* begin RECORDS PROVIDED *

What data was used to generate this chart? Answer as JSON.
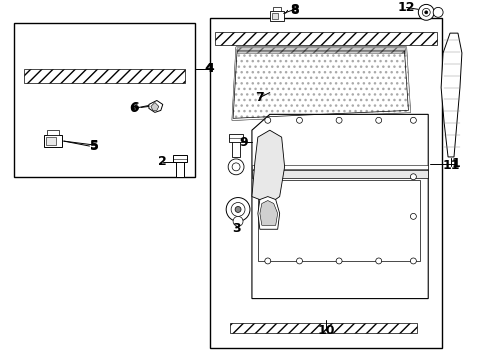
{
  "bg_color": "#ffffff",
  "fig_width": 4.89,
  "fig_height": 3.6,
  "dpi": 100,
  "line_color": "#000000",
  "text_color": "#000000",
  "font_size": 9
}
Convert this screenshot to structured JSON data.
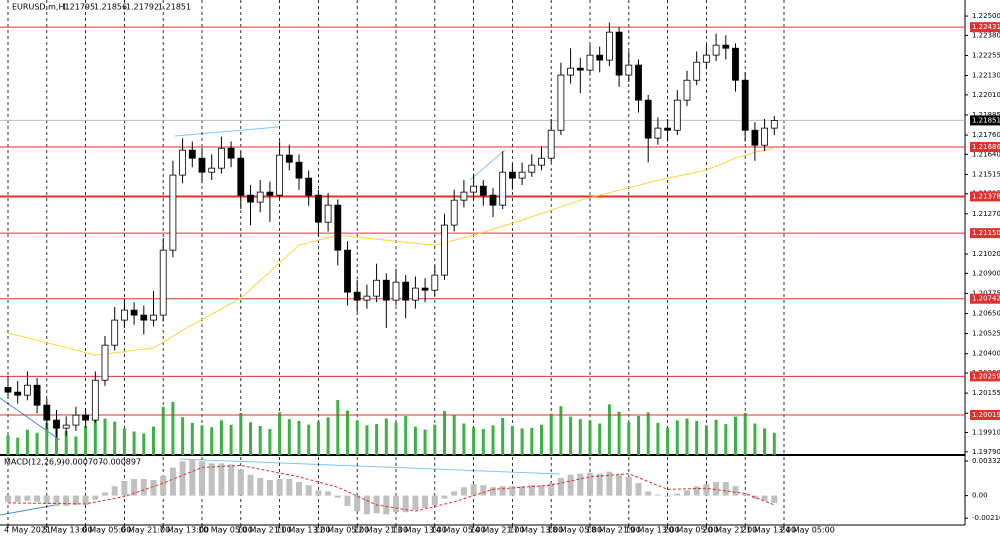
{
  "chart_data": {
    "type": "candlestick",
    "symbol": "EURUSD,m,H1",
    "last_bar": [
      1.21795,
      1.21856,
      1.21792,
      1.21851
    ],
    "candles": [
      [
        1.2019,
        1.2026,
        1.2012,
        1.20161
      ],
      [
        1.20161,
        1.2023,
        1.2009,
        1.20142
      ],
      [
        1.20142,
        1.2029,
        1.2011,
        1.20204
      ],
      [
        1.20204,
        1.2025,
        1.2003,
        1.2008
      ],
      [
        1.2008,
        1.2012,
        1.1993,
        1.19987
      ],
      [
        1.19987,
        1.2005,
        1.1988,
        1.19937
      ],
      [
        1.19937,
        1.2001,
        1.1989,
        1.19956
      ],
      [
        1.19956,
        1.2007,
        1.1992,
        1.20018
      ],
      [
        1.20018,
        1.2006,
        1.1994,
        1.19987
      ],
      [
        1.19987,
        1.2029,
        1.1997,
        1.20235
      ],
      [
        1.20235,
        1.2051,
        1.202,
        1.20453
      ],
      [
        1.20453,
        1.2069,
        1.2042,
        1.20609
      ],
      [
        1.20609,
        1.2074,
        1.2056,
        1.20671
      ],
      [
        1.20671,
        1.2072,
        1.2058,
        1.2064
      ],
      [
        1.2064,
        1.207,
        1.2052,
        1.20609
      ],
      [
        1.20609,
        1.2079,
        1.2057,
        1.2064
      ],
      [
        1.2064,
        1.2112,
        1.206,
        1.21044
      ],
      [
        1.21044,
        1.216,
        1.21,
        1.21511
      ],
      [
        1.21511,
        1.2174,
        1.2146,
        1.21666
      ],
      [
        1.21666,
        1.2172,
        1.2156,
        1.21616
      ],
      [
        1.21616,
        1.2168,
        1.2146,
        1.21529
      ],
      [
        1.21529,
        1.2164,
        1.2148,
        1.21554
      ],
      [
        1.21554,
        1.2175,
        1.2152,
        1.21678
      ],
      [
        1.21678,
        1.2172,
        1.2156,
        1.21616
      ],
      [
        1.21616,
        1.2166,
        1.213,
        1.21386
      ],
      [
        1.21386,
        1.2145,
        1.212,
        1.21343
      ],
      [
        1.21343,
        1.2148,
        1.2128,
        1.21405
      ],
      [
        1.21405,
        1.2147,
        1.2122,
        1.21386
      ],
      [
        1.21386,
        1.2172,
        1.2136,
        1.21635
      ],
      [
        1.21635,
        1.217,
        1.2154,
        1.21591
      ],
      [
        1.21591,
        1.2164,
        1.2142,
        1.21492
      ],
      [
        1.21492,
        1.2154,
        1.2132,
        1.21386
      ],
      [
        1.21386,
        1.2142,
        1.2113,
        1.21218
      ],
      [
        1.21218,
        1.214,
        1.2116,
        1.21324
      ],
      [
        1.21324,
        1.2136,
        1.2095,
        1.21044
      ],
      [
        1.21044,
        1.211,
        1.207,
        1.20783
      ],
      [
        1.20783,
        1.2086,
        1.2066,
        1.20733
      ],
      [
        1.20733,
        1.2083,
        1.2068,
        1.20758
      ],
      [
        1.20758,
        1.2096,
        1.2072,
        1.20857
      ],
      [
        1.20857,
        1.209,
        1.2056,
        1.20733
      ],
      [
        1.20733,
        1.2093,
        1.207,
        1.20845
      ],
      [
        1.20845,
        1.2089,
        1.2062,
        1.20733
      ],
      [
        1.20733,
        1.2088,
        1.2068,
        1.20808
      ],
      [
        1.20808,
        1.2087,
        1.2072,
        1.20795
      ],
      [
        1.20795,
        1.2095,
        1.2076,
        1.20889
      ],
      [
        1.20889,
        1.2127,
        1.2086,
        1.212
      ],
      [
        1.212,
        1.2142,
        1.2116,
        1.21355
      ],
      [
        1.21355,
        1.2148,
        1.2131,
        1.21405
      ],
      [
        1.21405,
        1.2152,
        1.2136,
        1.21442
      ],
      [
        1.21442,
        1.2148,
        1.2132,
        1.21386
      ],
      [
        1.21386,
        1.2143,
        1.2125,
        1.21324
      ],
      [
        1.21324,
        1.2166,
        1.213,
        1.21529
      ],
      [
        1.21529,
        1.2158,
        1.2142,
        1.21492
      ],
      [
        1.21492,
        1.2159,
        1.2145,
        1.21529
      ],
      [
        1.21529,
        1.2164,
        1.215,
        1.21573
      ],
      [
        1.21573,
        1.2169,
        1.2154,
        1.21616
      ],
      [
        1.21616,
        1.2186,
        1.2159,
        1.2179
      ],
      [
        1.2179,
        1.2221,
        1.2176,
        1.22133
      ],
      [
        1.22133,
        1.223,
        1.2208,
        1.22176
      ],
      [
        1.22176,
        1.2224,
        1.2202,
        1.22164
      ],
      [
        1.22164,
        1.2232,
        1.2213,
        1.22257
      ],
      [
        1.22257,
        1.2231,
        1.2215,
        1.22226
      ],
      [
        1.22226,
        1.2246,
        1.2219,
        1.224
      ],
      [
        1.224,
        1.2243,
        1.2206,
        1.22133
      ],
      [
        1.22133,
        1.2228,
        1.2209,
        1.22195
      ],
      [
        1.22195,
        1.2223,
        1.219,
        1.21977
      ],
      [
        1.21977,
        1.2201,
        1.2159,
        1.21741
      ],
      [
        1.21741,
        1.2187,
        1.217,
        1.21803
      ],
      [
        1.21803,
        1.2186,
        1.2172,
        1.2179
      ],
      [
        1.2179,
        1.2204,
        1.2176,
        1.21977
      ],
      [
        1.21977,
        1.2216,
        1.2194,
        1.22101
      ],
      [
        1.22101,
        1.2228,
        1.2207,
        1.22213
      ],
      [
        1.22213,
        1.2232,
        1.2217,
        1.22257
      ],
      [
        1.22257,
        1.2239,
        1.2222,
        1.22319
      ],
      [
        1.22319,
        1.2238,
        1.2223,
        1.223
      ],
      [
        1.223,
        1.2233,
        1.2203,
        1.22101
      ],
      [
        1.22101,
        1.2215,
        1.2172,
        1.2179
      ],
      [
        1.2179,
        1.2184,
        1.216,
        1.21697
      ],
      [
        1.21697,
        1.2186,
        1.2166,
        1.21803
      ],
      [
        1.21803,
        1.2188,
        1.2176,
        1.21851
      ]
    ],
    "volume": [
      3200,
      2800,
      4100,
      3600,
      5200,
      4400,
      3900,
      3000,
      4700,
      6200,
      5900,
      5400,
      4300,
      3800,
      3500,
      4600,
      7800,
      8600,
      6100,
      5200,
      4800,
      4500,
      5600,
      4900,
      6800,
      5300,
      4700,
      4200,
      6900,
      5800,
      5500,
      4900,
      5400,
      6100,
      8900,
      7200,
      5600,
      4800,
      5000,
      5900,
      5200,
      6300,
      4600,
      4100,
      4900,
      7100,
      6400,
      5100,
      4500,
      4200,
      4800,
      6000,
      4700,
      4300,
      4400,
      4900,
      6700,
      7900,
      6200,
      5800,
      5600,
      5100,
      8200,
      7000,
      5300,
      6300,
      6900,
      5200,
      4400,
      5600,
      5900,
      5500,
      4800,
      5700,
      5000,
      6200,
      6800,
      5100,
      4300,
      3600
    ],
    "ma": {
      "color": "#ffd43b",
      "x": [
        0,
        5,
        9,
        15,
        18,
        24,
        30,
        34,
        39,
        44,
        48,
        53,
        59,
        63,
        67,
        72,
        75,
        77,
        79
      ],
      "values": [
        1.20528,
        1.20453,
        1.20391,
        1.20435,
        1.20546,
        1.20745,
        1.21075,
        1.21137,
        1.21106,
        1.21075,
        1.21137,
        1.21231,
        1.21355,
        1.21417,
        1.21479,
        1.21542,
        1.21616,
        1.21654,
        1.21678
      ]
    },
    "ylim": [
      1.1977,
      1.226
    ],
    "yticks": [
      {
        "value": 1.225,
        "label": "1.22500"
      },
      {
        "value": 1.2238,
        "label": "1.22380"
      },
      1.22255,
      {
        "value": 1.2213,
        "label": "1.22130"
      },
      {
        "value": 1.2201,
        "label": "1.22010"
      },
      1.21885,
      {
        "value": 1.2176,
        "label": "1.21760"
      },
      {
        "value": 1.2164,
        "label": "1.21640"
      },
      1.21515,
      1.21395,
      {
        "value": 1.2127,
        "label": "1.21270"
      },
      {
        "value": 1.2102,
        "label": "1.21020"
      },
      {
        "value": 1.209,
        "label": "1.20900"
      },
      1.20775,
      {
        "value": 1.2065,
        "label": "1.20650"
      },
      1.20525,
      {
        "value": 1.204,
        "label": "1.20400"
      },
      {
        "value": 1.2028,
        "label": "1.20280"
      },
      1.20155,
      {
        "value": 1.2003,
        "label": "1.20030"
      },
      {
        "value": 1.1991,
        "label": "1.19910"
      },
      {
        "value": 1.1979,
        "label": "1.19790"
      }
    ],
    "levels": [
      1.22431,
      1.21686,
      1.21378,
      {
        "value": 1.2115,
        "label": "1.21150"
      },
      1.20742,
      1.20259,
      1.20019
    ],
    "level_color": "#e03030",
    "current_price": 1.21851,
    "xticks": [
      {
        "value": 0,
        "label": "4 May 2021"
      },
      {
        "value": 4,
        "label": "5 May 13:00"
      },
      {
        "value": 8,
        "label": "6 May 05:00"
      },
      {
        "value": 12,
        "label": "6 May 21:00"
      },
      {
        "value": 16,
        "label": "7 May 13:00"
      },
      {
        "value": 20,
        "label": "10 May 05:00"
      },
      {
        "value": 24,
        "label": "10 May 21:00"
      },
      {
        "value": 28,
        "label": "11 May 13:00"
      },
      {
        "value": 32,
        "label": "12 May 05:00"
      },
      {
        "value": 36,
        "label": "12 May 21:00"
      },
      {
        "value": 40,
        "label": "13 May 13:00"
      },
      {
        "value": 44,
        "label": "14 May 05:00"
      },
      {
        "value": 48,
        "label": "14 May 21:00"
      },
      {
        "value": 52,
        "label": "17 May 13:00"
      },
      {
        "value": 56,
        "label": "18 May 05:00"
      },
      {
        "value": 60,
        "label": "18 May 21:00"
      },
      {
        "value": 64,
        "label": "19 May 13:00"
      },
      {
        "value": 68,
        "label": "20 May 05:00"
      },
      {
        "value": 72,
        "label": "20 May 21:00"
      },
      {
        "value": 76,
        "label": "21 May 13:00"
      },
      {
        "value": 80,
        "label": "24 May 05:00"
      }
    ],
    "grid": true,
    "macd": {
      "title": "MACD(12,26,9)",
      "last": [
        -0.000707,
        -0.000897
      ],
      "ylim": [
        -0.00283,
        0.00371
      ],
      "yticks": [
        0.003322,
        {
          "value": 0,
          "label": "0.00"
        },
        -0.002169
      ],
      "values": [
        -0.0006,
        -0.0006,
        -0.0005,
        -0.0006,
        -0.0008,
        -0.001,
        -0.001,
        -0.0009,
        -0.0009,
        -0.0004,
        0.0003,
        0.0009,
        0.0014,
        0.0016,
        0.0016,
        0.0015,
        0.0019,
        0.0027,
        0.0033,
        0.0035,
        0.0033,
        0.0031,
        0.0031,
        0.003,
        0.0025,
        0.002,
        0.0017,
        0.0015,
        0.0016,
        0.0016,
        0.0013,
        0.001,
        0.0005,
        0.0004,
        -0.0002,
        -0.001,
        -0.0015,
        -0.0018,
        -0.0017,
        -0.0018,
        -0.0016,
        -0.0016,
        -0.0014,
        -0.0012,
        -0.0009,
        -0.0003,
        0.0004,
        0.0008,
        0.0011,
        0.001,
        0.0008,
        0.0009,
        0.0009,
        0.0009,
        0.001,
        0.001,
        0.0012,
        0.0017,
        0.002,
        0.0021,
        0.0022,
        0.0021,
        0.0023,
        0.002,
        0.0018,
        0.0012,
        0.0004,
        0.0001,
        -0.0001,
        0.0002,
        0.0005,
        0.0009,
        0.0011,
        0.0013,
        0.0013,
        0.0009,
        0.0002,
        -0.0003,
        -0.0005,
        -0.000707
      ],
      "signal": {
        "color": "#e03030",
        "x": [
          0,
          8,
          12,
          16,
          20,
          24,
          30,
          34,
          38,
          42,
          46,
          50,
          56,
          60,
          64,
          68,
          72,
          76,
          79
        ],
        "values": [
          -0.0007,
          -0.0008,
          -0.0001,
          0.0012,
          0.0027,
          0.0029,
          0.0018,
          0.0008,
          -0.0009,
          -0.0015,
          -0.0006,
          0.0006,
          0.001,
          0.0018,
          0.0021,
          0.0006,
          0.0007,
          0.0002,
          -0.000897
        ]
      }
    }
  }
}
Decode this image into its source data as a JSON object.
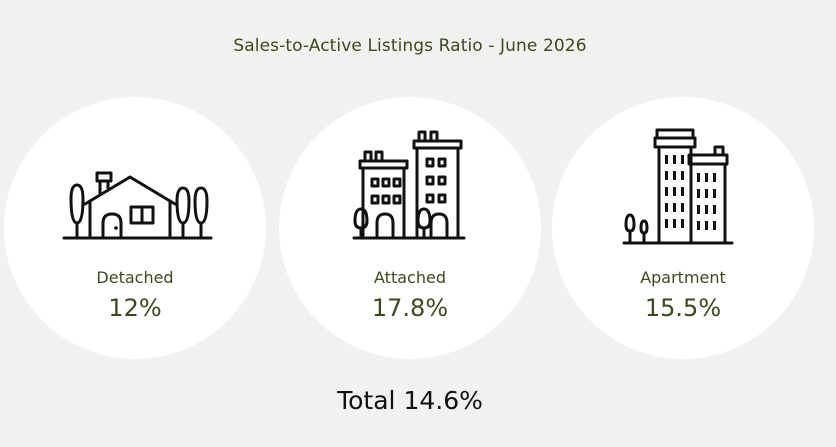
{
  "title": "Sales-to-Active Listings Ratio - June 2026",
  "categories": [
    {
      "icon": "house-icon",
      "label": "Detached",
      "value": "12%"
    },
    {
      "icon": "townhouse-icon",
      "label": "Attached",
      "value": "17.8%"
    },
    {
      "icon": "apartment-building-icon",
      "label": "Apartment",
      "value": "15.5%"
    }
  ],
  "total": "Total 14.6%",
  "colors": {
    "background": "#f2f1ef",
    "circle": "#ffffff",
    "text_green": "#3b4a1f",
    "total_text": "#111111",
    "icon_stroke": "#111111"
  }
}
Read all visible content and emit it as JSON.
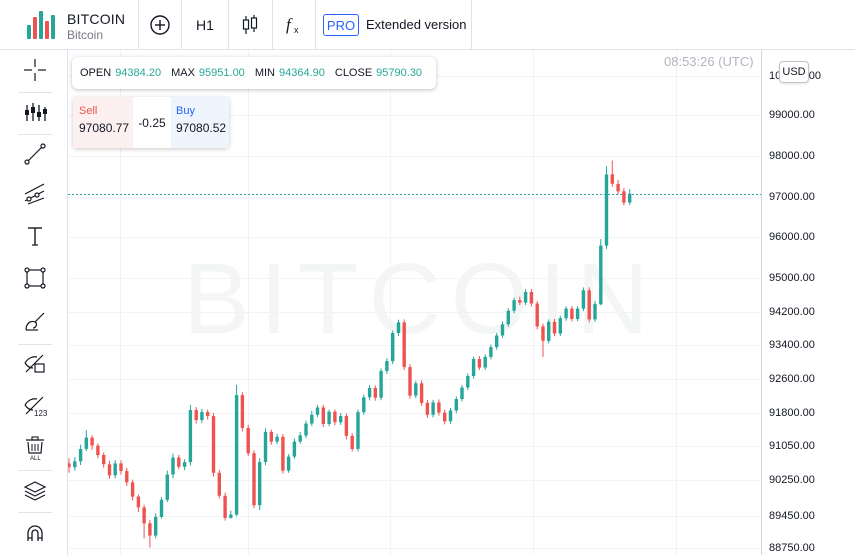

* end RECORDS PROVIDED *

» **TO DO**
In the material above, find the lines that contain "title" and show them.

» **EXPECTED ANSWER**
      "title": "MACD(12,26,9)",
  "title": "Sales-to-Active Listings Ratio - June 2026",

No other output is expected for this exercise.